> **Work to be completed**
Answer these questions from the Darrell Dess profile:
1. Which high school did Dess attend?
2. How many NFL games did he start?
3. In which years was he named to the Pro Bowl?

> **Provided text**
↓↓↓
Darrell Dess

No. 72, 62
- Positions: Guard, tackle

Personal information
- Born: July 11, 1935 (age 91) New Castle, Pennsylvania, U.S.
- Listed height: 6 ft 0 in (1.83 m)
- Listed weight: 243 lb (110 kg)

Career information
- High school: Union (New Castle)
- College: NC State (1954–1957)
- NFL draft: 1958: 11th round, 126th overall pick

Career history
- Pittsburgh Steelers (1958); New York Giants (1959–1964); Washington Redskins (1965–1966); New York Giants (1966–1969);

Awards and highlights
- Second-team All-Pro (1963); 2× Pro Bowl (1962, 1963); 92nd greatest New York Giant of all-time; Second-team All-ACC (1957);

Career NFL statistics
- Games played: 146
- Games started: 106
- Fumble recoveries: 1
- Touchdowns: 1
- Stats at Pro Football Reference

= Darrell Dess =

American football player (born 1935)

Darrell Charles Dess (born July 11, 1935) is an American former professional football player who was an offensive lineman in the National Football League (NFL) for the Pittsburgh Steelers, New York Giants, and the Washington Redskins.

Dess was born in New Castle, Pennsylvania. He played college football for the NC State Wolfpack, earning all-conference honors as a guard. He was selected in the eleventh round of the 1958 NFL draft by the Redskins.
↑↑↑
> **Record excerpts**
↓↓↓
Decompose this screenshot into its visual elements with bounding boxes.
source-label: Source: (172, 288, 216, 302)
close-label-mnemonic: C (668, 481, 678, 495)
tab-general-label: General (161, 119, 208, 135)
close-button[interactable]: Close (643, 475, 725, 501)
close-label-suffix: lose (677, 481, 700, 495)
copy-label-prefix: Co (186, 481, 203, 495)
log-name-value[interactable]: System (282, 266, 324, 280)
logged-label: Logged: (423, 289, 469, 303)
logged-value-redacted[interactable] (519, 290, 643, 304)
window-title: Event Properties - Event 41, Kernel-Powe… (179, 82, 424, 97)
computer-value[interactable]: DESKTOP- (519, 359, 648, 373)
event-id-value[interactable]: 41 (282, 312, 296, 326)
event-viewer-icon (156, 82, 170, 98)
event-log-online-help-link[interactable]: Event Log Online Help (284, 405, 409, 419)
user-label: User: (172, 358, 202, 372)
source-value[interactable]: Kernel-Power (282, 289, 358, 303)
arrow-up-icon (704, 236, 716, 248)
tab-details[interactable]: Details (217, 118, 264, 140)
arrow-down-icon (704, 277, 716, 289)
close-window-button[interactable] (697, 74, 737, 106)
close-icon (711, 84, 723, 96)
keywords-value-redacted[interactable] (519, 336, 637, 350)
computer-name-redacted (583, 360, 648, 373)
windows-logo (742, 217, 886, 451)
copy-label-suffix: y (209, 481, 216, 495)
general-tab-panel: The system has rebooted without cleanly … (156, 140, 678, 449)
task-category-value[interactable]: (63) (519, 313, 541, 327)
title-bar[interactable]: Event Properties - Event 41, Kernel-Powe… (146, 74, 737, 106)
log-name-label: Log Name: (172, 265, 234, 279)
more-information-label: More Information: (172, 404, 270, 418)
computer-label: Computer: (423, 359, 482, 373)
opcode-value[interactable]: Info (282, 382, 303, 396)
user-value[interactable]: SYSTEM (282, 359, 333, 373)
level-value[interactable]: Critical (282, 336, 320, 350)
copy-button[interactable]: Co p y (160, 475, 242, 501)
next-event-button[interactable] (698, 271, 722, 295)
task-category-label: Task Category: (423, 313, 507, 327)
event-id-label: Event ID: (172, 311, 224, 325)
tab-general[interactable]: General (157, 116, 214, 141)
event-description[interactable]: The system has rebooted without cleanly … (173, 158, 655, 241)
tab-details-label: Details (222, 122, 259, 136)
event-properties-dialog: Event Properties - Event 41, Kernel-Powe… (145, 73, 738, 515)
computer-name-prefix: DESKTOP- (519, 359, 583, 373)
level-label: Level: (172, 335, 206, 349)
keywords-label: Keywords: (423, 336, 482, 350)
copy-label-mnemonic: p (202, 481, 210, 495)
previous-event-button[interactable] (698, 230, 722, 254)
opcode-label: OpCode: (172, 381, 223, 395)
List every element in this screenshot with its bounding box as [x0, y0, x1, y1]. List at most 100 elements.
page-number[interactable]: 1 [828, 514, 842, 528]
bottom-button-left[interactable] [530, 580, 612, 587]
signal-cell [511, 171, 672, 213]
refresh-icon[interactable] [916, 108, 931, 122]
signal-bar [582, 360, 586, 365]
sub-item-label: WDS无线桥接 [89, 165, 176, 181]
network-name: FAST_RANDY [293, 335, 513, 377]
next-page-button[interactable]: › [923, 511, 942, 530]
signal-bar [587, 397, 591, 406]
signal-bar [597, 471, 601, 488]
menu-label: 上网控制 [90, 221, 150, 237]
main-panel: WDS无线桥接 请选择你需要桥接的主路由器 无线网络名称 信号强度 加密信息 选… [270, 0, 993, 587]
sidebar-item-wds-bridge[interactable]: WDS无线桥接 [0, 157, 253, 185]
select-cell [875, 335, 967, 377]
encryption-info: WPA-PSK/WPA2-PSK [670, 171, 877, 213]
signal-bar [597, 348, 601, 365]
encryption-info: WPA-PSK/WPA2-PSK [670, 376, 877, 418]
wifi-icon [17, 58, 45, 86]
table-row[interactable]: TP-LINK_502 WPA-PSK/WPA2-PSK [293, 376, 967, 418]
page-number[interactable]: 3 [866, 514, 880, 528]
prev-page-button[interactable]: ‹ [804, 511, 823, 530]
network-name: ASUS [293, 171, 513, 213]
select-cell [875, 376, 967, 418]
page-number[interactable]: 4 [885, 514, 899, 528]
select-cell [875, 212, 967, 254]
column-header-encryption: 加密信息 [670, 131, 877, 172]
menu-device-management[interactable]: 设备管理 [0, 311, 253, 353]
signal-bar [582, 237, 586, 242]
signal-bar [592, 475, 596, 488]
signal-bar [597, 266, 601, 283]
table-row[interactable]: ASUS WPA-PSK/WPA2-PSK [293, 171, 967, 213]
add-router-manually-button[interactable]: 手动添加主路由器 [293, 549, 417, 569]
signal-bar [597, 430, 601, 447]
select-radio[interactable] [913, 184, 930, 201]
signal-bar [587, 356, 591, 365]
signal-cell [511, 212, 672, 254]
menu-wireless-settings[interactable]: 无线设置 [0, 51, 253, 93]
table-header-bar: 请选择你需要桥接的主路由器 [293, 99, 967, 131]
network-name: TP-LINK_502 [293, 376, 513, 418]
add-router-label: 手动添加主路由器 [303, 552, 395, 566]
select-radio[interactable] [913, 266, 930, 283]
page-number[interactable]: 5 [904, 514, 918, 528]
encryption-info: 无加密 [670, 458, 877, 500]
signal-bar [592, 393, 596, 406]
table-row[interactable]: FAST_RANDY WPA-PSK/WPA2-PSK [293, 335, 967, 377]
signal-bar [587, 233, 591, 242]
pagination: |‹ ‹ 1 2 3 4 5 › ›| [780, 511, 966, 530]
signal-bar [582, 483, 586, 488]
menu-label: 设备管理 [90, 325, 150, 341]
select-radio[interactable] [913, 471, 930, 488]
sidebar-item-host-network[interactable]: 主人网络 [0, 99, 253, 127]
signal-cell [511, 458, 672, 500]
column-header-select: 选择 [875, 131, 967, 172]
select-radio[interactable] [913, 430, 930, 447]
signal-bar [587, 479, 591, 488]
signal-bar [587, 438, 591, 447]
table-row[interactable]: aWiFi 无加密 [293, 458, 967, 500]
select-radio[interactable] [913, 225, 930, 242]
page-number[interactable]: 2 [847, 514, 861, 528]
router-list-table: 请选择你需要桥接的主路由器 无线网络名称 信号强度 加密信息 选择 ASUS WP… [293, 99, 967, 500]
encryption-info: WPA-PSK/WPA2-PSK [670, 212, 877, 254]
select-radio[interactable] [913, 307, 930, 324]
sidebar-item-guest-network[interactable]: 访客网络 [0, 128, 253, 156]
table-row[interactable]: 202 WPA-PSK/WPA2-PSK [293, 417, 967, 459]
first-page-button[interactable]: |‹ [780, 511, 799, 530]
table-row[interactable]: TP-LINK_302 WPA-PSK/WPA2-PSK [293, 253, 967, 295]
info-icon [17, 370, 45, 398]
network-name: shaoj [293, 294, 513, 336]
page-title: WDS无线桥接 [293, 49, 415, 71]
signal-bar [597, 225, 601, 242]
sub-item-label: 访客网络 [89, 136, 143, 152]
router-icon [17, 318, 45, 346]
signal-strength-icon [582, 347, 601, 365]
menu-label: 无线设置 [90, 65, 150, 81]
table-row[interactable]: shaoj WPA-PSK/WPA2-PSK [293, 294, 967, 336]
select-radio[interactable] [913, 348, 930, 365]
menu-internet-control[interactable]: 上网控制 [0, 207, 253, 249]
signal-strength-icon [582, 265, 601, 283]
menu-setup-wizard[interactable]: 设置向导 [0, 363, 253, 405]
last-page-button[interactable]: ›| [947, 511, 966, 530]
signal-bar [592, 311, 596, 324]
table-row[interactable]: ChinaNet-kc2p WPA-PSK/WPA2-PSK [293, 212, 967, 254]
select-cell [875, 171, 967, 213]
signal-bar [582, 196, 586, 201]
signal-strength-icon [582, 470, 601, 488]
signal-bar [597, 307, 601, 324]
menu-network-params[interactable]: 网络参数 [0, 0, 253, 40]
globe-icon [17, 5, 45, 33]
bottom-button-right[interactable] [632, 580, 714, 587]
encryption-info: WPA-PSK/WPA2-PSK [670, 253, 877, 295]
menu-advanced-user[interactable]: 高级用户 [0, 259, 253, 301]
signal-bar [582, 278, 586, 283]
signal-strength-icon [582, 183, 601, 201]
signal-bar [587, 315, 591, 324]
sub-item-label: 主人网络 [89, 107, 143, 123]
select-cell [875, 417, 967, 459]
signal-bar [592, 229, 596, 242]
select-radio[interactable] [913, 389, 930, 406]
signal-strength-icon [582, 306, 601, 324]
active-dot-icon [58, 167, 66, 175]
↑↑↑
> **Response area**
1. Union (New Castle)
2. 106
3. 1962 and 1963